### STATED PROBLEM
Can you print the data exactly and leave out each image?

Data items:
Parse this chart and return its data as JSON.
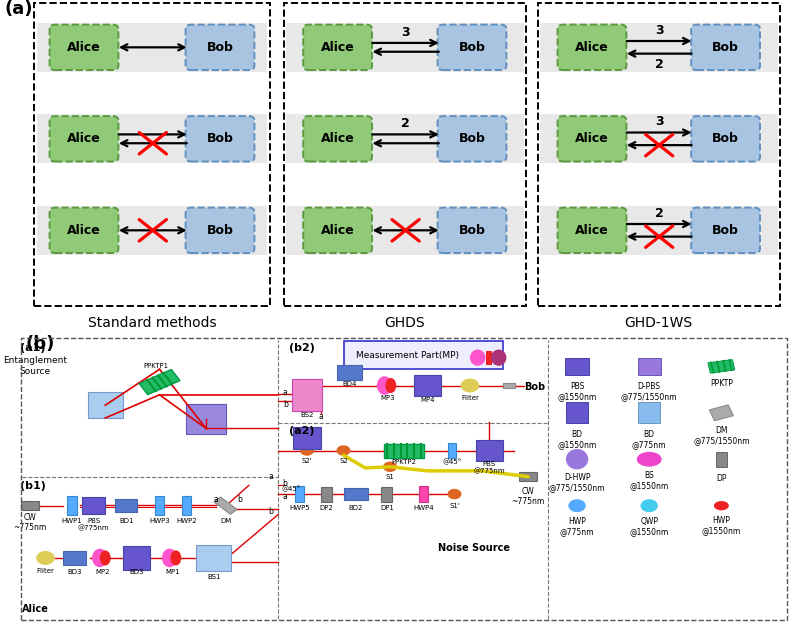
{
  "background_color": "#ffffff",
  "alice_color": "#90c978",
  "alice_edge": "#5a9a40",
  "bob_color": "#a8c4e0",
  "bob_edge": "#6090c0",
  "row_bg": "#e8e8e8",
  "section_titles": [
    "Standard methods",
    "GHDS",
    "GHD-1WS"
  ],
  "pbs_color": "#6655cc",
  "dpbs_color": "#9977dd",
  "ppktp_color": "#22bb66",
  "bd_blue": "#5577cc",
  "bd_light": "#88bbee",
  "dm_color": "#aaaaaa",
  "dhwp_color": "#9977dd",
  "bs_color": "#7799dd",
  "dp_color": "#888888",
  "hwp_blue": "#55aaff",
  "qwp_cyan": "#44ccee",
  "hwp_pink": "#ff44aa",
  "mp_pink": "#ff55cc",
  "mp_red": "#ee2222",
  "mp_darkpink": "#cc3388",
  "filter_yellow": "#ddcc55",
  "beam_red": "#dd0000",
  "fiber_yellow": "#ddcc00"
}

### WRITTEN SOLUTION
Parse this chart and return its data as JSON.
{
  "background_color": "#ffffff",
  "alice_color": "#90c978",
  "alice_edge": "#5a9a40",
  "bob_color": "#a8c4e0",
  "bob_edge": "#6090c0",
  "row_bg": "#e8e8e8",
  "section_titles": [
    "Standard methods",
    "GHDS",
    "GHD-1WS"
  ],
  "pbs_color": "#6655cc",
  "dpbs_color": "#9977dd",
  "ppktp_color": "#22bb66",
  "bd_blue": "#5577cc",
  "bd_light": "#88bbee",
  "dm_color": "#aaaaaa",
  "dhwp_color": "#9977dd",
  "bs_color": "#7799dd",
  "dp_color": "#888888",
  "hwp_blue": "#55aaff",
  "qwp_cyan": "#44ccee",
  "hwp_pink": "#ff44aa",
  "mp_pink": "#ff55cc",
  "mp_red": "#ee2222",
  "mp_darkpink": "#cc3388",
  "filter_yellow": "#ddcc55",
  "beam_red": "#dd0000",
  "fiber_yellow": "#ddcc00"
}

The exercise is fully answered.